#### INSTRUCTIONS FOR THE TASK:
Beginning at the line containing "Read out every word on this page.", output every line to the end of the data below exactly as it appears.

═══ MATERIAL PROVIDED

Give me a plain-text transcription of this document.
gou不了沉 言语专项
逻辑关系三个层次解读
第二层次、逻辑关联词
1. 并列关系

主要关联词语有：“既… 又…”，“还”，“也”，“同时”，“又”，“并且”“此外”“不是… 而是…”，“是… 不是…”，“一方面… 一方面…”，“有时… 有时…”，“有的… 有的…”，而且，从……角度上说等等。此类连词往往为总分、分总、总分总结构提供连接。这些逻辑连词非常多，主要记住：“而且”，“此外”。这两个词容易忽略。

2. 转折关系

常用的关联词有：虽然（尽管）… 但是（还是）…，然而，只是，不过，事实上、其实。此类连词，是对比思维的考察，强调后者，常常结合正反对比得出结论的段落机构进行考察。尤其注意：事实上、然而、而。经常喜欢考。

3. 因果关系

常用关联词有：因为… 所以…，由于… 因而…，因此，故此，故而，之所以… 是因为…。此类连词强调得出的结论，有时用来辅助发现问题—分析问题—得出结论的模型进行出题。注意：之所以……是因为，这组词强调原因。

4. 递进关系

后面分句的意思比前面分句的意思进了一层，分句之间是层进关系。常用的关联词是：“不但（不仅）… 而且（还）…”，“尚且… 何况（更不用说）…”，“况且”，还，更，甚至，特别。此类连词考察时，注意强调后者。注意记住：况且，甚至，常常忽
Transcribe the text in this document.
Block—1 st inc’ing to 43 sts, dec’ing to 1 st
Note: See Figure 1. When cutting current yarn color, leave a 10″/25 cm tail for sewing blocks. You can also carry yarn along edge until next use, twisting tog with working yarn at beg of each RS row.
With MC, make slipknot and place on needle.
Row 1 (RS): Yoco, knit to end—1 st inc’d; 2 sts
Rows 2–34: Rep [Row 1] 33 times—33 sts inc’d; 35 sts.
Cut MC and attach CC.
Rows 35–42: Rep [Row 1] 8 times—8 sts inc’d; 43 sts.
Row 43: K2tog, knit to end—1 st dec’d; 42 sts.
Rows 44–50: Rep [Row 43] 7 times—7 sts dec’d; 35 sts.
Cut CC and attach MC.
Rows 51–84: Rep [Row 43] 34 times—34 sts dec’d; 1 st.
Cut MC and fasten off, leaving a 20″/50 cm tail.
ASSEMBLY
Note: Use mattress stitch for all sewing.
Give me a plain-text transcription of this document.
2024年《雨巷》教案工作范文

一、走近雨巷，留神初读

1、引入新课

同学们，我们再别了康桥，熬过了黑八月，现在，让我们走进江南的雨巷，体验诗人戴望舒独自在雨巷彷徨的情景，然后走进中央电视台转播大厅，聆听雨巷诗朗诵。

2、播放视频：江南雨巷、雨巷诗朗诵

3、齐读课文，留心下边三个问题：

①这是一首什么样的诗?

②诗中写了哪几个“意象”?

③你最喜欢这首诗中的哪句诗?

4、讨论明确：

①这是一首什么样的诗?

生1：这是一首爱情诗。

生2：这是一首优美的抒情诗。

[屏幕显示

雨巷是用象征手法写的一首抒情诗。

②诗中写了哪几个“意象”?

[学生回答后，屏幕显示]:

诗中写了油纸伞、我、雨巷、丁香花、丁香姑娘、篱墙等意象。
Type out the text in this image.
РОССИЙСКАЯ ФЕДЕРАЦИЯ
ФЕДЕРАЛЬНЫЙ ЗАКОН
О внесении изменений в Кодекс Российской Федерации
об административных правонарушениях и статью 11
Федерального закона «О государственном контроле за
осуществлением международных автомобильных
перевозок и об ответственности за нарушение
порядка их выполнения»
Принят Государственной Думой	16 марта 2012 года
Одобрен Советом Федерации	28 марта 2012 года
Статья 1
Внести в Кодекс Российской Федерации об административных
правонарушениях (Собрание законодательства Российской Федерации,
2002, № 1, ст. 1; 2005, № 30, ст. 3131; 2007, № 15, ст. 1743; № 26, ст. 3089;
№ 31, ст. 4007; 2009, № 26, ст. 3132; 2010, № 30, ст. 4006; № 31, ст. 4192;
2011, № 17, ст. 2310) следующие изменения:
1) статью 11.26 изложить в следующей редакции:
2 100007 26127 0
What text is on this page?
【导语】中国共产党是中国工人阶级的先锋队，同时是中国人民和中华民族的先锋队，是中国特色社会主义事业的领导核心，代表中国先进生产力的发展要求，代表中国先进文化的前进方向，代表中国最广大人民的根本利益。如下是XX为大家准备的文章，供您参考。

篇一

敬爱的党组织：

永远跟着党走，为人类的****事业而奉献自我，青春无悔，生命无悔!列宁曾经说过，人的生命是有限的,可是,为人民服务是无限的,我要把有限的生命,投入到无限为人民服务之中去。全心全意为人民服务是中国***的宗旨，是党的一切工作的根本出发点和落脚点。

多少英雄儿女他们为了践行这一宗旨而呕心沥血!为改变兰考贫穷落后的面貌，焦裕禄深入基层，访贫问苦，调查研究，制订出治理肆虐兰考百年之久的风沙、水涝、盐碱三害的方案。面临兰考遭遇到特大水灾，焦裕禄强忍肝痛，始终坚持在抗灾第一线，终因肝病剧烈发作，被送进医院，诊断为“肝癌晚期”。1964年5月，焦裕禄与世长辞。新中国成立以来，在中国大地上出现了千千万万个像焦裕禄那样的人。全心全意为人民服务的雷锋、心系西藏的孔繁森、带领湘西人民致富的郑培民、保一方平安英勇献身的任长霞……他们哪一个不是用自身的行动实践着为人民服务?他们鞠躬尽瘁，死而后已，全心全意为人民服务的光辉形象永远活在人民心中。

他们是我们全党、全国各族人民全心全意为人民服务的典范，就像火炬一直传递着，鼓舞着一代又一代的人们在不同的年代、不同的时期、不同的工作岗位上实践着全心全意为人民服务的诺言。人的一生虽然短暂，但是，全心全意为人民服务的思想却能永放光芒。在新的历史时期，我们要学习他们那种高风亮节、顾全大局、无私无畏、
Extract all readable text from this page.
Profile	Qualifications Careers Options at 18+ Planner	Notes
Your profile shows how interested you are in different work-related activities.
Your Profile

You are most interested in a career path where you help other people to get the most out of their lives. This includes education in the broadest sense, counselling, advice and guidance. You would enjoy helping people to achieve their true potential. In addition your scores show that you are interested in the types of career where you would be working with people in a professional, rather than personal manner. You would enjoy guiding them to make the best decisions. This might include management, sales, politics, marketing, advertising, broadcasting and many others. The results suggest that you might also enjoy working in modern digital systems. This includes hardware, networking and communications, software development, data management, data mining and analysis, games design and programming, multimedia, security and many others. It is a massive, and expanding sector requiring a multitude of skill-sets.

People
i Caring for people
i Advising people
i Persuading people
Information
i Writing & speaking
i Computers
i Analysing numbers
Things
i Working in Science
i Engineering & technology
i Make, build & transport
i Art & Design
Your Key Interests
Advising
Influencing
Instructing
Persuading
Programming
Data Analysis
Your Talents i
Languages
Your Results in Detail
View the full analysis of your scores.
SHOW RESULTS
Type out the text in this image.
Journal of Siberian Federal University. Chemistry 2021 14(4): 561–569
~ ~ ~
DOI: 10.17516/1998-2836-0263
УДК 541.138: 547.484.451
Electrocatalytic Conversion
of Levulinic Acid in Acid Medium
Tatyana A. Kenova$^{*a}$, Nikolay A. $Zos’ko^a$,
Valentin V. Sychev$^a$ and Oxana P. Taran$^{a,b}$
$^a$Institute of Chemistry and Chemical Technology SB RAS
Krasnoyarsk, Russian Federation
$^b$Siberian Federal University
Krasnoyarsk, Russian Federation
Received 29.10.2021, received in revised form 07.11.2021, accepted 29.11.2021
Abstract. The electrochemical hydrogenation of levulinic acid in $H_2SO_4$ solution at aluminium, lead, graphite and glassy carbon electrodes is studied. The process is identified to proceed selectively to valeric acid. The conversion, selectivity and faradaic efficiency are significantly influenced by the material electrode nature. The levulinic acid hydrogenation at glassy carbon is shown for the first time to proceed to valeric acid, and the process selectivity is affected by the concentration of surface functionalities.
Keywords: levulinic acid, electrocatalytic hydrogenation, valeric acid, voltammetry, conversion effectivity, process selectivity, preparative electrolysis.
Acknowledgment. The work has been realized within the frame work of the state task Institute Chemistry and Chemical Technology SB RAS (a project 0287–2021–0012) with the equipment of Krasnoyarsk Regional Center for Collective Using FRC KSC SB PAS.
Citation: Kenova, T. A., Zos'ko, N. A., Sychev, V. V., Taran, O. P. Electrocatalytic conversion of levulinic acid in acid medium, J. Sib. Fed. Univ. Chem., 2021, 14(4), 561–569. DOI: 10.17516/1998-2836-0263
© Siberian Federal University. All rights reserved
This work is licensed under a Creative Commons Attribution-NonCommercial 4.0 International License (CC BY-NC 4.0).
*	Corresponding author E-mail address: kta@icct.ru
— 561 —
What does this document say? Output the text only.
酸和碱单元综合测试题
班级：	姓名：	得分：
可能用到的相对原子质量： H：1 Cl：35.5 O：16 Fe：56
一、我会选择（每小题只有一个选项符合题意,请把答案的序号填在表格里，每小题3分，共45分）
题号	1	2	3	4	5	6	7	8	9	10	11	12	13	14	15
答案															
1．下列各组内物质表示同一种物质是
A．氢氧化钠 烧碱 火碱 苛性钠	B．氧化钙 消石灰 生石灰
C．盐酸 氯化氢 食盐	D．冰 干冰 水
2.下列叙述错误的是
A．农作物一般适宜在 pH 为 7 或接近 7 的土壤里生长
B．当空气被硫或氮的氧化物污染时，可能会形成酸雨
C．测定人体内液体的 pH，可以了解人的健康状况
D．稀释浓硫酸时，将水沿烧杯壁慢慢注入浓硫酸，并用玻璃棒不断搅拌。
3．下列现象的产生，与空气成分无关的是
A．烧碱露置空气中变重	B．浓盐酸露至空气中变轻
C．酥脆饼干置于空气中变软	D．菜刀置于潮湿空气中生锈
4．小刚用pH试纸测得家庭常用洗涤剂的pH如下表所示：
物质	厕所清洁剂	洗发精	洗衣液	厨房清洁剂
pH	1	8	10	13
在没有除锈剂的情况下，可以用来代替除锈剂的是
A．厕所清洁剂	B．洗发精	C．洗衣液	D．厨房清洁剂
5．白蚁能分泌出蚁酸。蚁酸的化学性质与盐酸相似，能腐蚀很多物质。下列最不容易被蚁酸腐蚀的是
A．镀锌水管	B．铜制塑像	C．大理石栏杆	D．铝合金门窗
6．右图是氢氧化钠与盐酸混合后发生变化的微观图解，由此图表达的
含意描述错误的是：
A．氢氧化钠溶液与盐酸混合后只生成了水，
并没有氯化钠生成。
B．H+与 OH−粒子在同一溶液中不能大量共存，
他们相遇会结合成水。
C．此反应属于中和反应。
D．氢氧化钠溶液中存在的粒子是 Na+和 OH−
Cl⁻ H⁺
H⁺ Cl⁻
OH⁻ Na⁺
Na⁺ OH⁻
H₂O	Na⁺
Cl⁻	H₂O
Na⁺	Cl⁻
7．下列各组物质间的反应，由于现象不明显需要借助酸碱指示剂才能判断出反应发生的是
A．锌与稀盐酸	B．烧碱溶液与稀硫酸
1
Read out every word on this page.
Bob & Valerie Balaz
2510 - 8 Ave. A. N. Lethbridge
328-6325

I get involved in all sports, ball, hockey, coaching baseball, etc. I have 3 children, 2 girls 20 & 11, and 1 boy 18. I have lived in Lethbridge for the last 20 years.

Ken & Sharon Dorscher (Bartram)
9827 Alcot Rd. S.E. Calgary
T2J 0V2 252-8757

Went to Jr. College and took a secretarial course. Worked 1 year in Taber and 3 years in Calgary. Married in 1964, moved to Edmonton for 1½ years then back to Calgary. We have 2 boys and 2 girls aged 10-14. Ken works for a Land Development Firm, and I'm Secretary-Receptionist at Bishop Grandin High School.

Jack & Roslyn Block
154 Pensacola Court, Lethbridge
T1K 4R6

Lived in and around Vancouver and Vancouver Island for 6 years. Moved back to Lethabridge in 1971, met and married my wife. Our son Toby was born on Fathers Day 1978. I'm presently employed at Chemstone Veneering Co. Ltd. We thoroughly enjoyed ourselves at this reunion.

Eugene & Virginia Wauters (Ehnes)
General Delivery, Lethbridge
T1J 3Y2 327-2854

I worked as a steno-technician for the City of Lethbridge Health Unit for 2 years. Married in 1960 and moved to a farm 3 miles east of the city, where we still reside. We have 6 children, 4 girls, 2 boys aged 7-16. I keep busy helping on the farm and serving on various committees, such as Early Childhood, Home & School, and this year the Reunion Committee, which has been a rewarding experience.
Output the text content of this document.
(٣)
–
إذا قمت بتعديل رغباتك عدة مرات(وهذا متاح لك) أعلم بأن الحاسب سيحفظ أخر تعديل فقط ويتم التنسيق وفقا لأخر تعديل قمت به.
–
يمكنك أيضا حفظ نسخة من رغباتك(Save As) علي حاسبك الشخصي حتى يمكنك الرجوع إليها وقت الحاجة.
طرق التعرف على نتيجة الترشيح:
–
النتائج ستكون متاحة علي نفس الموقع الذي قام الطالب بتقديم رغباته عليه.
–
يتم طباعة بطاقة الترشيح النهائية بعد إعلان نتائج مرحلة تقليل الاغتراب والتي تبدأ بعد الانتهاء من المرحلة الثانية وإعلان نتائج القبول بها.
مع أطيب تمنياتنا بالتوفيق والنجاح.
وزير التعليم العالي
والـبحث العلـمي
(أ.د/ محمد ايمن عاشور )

══════

#### ANSWER TO THE TASK:
Read out every word on this page.
Bob & Valerie Balaz
2510 - 8 Ave. A. N. Lethbridge
328-6325

I get involved in all sports, ball, hockey, coaching baseball, etc. I have 3 children, 2 girls 20 & 11, and 1 boy 18. I have lived in Lethbridge for the last 20 years.

Ken & Sharon Dorscher (Bartram)
9827 Alcot Rd. S.E. Calgary
T2J 0V2 252-8757

Went to Jr. College and took a secretarial course. Worked 1 year in Taber and 3 years in Calgary. Married in 1964, moved to Edmonton for 1½ years then back to Calgary. We have 2 boys and 2 girls aged 10-14. Ken works for a Land Development Firm, and I'm Secretary-Receptionist at Bishop Grandin High School.

Jack & Roslyn Block
154 Pensacola Court, Lethbridge
T1K 4R6

Lived in and around Vancouver and Vancouver Island for 6 years. Moved back to Lethabridge in 1971, met and married my wife. Our son Toby was born on Fathers Day 1978. I'm presently employed at Chemstone Veneering Co. Ltd. We thoroughly enjoyed ourselves at this reunion.

Eugene & Virginia Wauters (Ehnes)
General Delivery, Lethbridge
T1J 3Y2 327-2854

I worked as a steno-technician for the City of Lethbridge Health Unit for 2 years. Married in 1960 and moved to a farm 3 miles east of the city, where we still reside. We have 6 children, 4 girls, 2 boys aged 7-16. I keep busy helping on the farm and serving on various committees, such as Early Childhood, Home & School, and this year the Reunion Committee, which has been a rewarding experience.
Output the text content of this document.
(٣)
–
إذا قمت بتعديل رغباتك عدة مرات(وهذا متاح لك) أعلم بأن الحاسب سيحفظ أخر تعديل فقط ويتم التنسيق وفقا لأخر تعديل قمت به.
–
يمكنك أيضا حفظ نسخة من رغباتك(Save As) علي حاسبك الشخصي حتى يمكنك الرجوع إليها وقت الحاجة.
طرق التعرف على نتيجة الترشيح:
–
النتائج ستكون متاحة علي نفس الموقع الذي قام الطالب بتقديم رغباته عليه.
–
يتم طباعة بطاقة الترشيح النهائية بعد إعلان نتائج مرحلة تقليل الاغتراب والتي تبدأ بعد الانتهاء من المرحلة الثانية وإعلان نتائج القبول بها.
مع أطيب تمنياتنا بالتوفيق والنجاح.
وزير التعليم العالي
والـبحث العلـمي
(أ.د/ محمد ايمن عاشور )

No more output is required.